Reproduce the entries word for word but drop every picture.

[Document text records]
-=-=-

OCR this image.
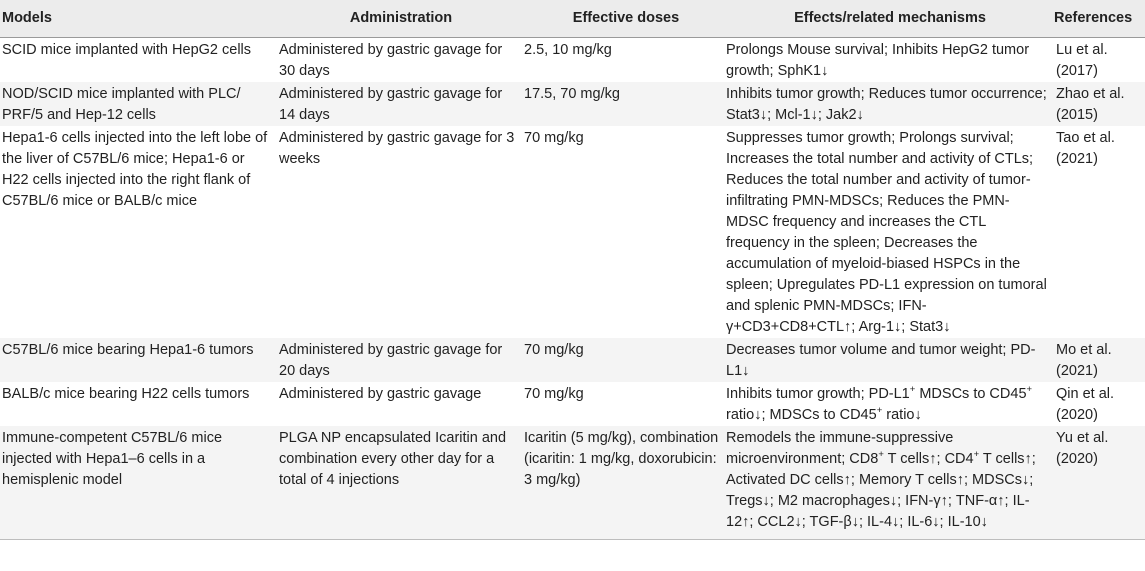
Models	Administration	Effective doses	Effects/related mechanisms	References
SCID mice implanted with HepG2 cells	Administered by gastric gavage for 30 days	2.5, 10 mg/kg	Prolongs Mouse survival; Inhibits HepG2 tumor growth; SphK1↓	Lu et al. (2017)
NOD/SCID mice implanted with PLC/ PRF/5 and Hep-12 cells	Administered by gastric gavage for 14 days	17.5, 70 mg/kg	Inhibits tumor growth; Reduces tumor occurrence; Stat3↓; Mcl-1↓; Jak2↓	Zhao et al. (2015)
Hepa1-6 cells injected into the left lobe of the liver of C57BL/6 mice; Hepa1-6 or H22 cells injected into the right flank of C57BL/6 mice or BALB/c mice	Administered by gastric gavage for 3 weeks	70 mg/kg	Suppresses tumor growth; Prolongs survival; Increases the total number and activity of CTLs; Reduces the total number and activity of tumor-infiltrating PMN-MDSCs; Reduces the PMN-MDSC frequency and increases the CTL frequency in the spleen; Decreases the accumulation of myeloid-biased HSPCs in the spleen; Upregulates PD-L1 expression on tumoral and splenic PMN-MDSCs; IFN-γ+CD3+CD8+CTL↑; Arg-1↓; Stat3↓	Tao et al. (2021)
C57BL/6 mice bearing Hepa1-6 tumors	Administered by gastric gavage for 20 days	70 mg/kg	Decreases tumor volume and tumor weight; PD-L1↓	Mo et al. (2021)
BALB/c mice bearing H22 cells tumors	Administered by gastric gavage	70 mg/kg	Inhibits tumor growth; PD-L1+ MDSCs to CD45+ ratio↓; MDSCs to CD45+ ratio↓	Qin et al. (2020)
Immune-competent C57BL/6 mice injected with Hepa1–6 cells in a hemisplenic model	PLGA NP encapsulated Icaritin and combination every other day for a total of 4 injections	Icaritin (5 mg/kg), combination (icaritin: 1 mg/kg, doxorubicin: 3 mg/kg)	Remodels the immune-suppressive microenvironment; CD8+ T cells↑; CD4+ T cells↑; Activated DC cells↑; Memory T cells↑; MDSCs↓; Tregs↓; M2 macrophages↓; IFN-γ↑; TNF-α↑; IL-12↑; CCL2↓; TGF-β↓; IL-4↓; IL-6↓; IL-10↓	Yu et al. (2020)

-=-=-

* Response to the task *
OCR this image.
Models	Administration	Effective doses	Effects/related mechanisms	References
SCID mice implanted with HepG2 cells	Administered by gastric gavage for 30 days	2.5, 10 mg/kg	Prolongs Mouse survival; Inhibits HepG2 tumor growth; SphK1↓	Lu et al. (2017)
NOD/SCID mice implanted with PLC/ PRF/5 and Hep-12 cells	Administered by gastric gavage for 14 days	17.5, 70 mg/kg	Inhibits tumor growth; Reduces tumor occurrence; Stat3↓; Mcl-1↓; Jak2↓	Zhao et al. (2015)
Hepa1-6 cells injected into the left lobe of the liver of C57BL/6 mice; Hepa1-6 or H22 cells injected into the right flank of C57BL/6 mice or BALB/c mice	Administered by gastric gavage for 3 weeks	70 mg/kg	Suppresses tumor growth; Prolongs survival; Increases the total number and activity of CTLs; Reduces the total number and activity of tumor-infiltrating PMN-MDSCs; Reduces the PMN-MDSC frequency and increases the CTL frequency in the spleen; Decreases the accumulation of myeloid-biased HSPCs in the spleen; Upregulates PD-L1 expression on tumoral and splenic PMN-MDSCs; IFN-γ+CD3+CD8+CTL↑; Arg-1↓; Stat3↓	Tao et al. (2021)
C57BL/6 mice bearing Hepa1-6 tumors	Administered by gastric gavage for 20 days	70 mg/kg	Decreases tumor volume and tumor weight; PD-L1↓	Mo et al. (2021)
BALB/c mice bearing H22 cells tumors	Administered by gastric gavage	70 mg/kg	Inhibits tumor growth; PD-L1+ MDSCs to CD45+ ratio↓; MDSCs to CD45+ ratio↓	Qin et al. (2020)
Immune-competent C57BL/6 mice injected with Hepa1–6 cells in a hemisplenic model	PLGA NP encapsulated Icaritin and combination every other day for a total of 4 injections	Icaritin (5 mg/kg), combination (icaritin: 1 mg/kg, doxorubicin: 3 mg/kg)	Remodels the immune-suppressive microenvironment; CD8+ T cells↑; CD4+ T cells↑; Activated DC cells↑; Memory T cells↑; MDSCs↓; Tregs↓; M2 macrophages↓; IFN-γ↑; TNF-α↑; IL-12↑; CCL2↓; TGF-β↓; IL-4↓; IL-6↓; IL-10↓	Yu et al. (2020)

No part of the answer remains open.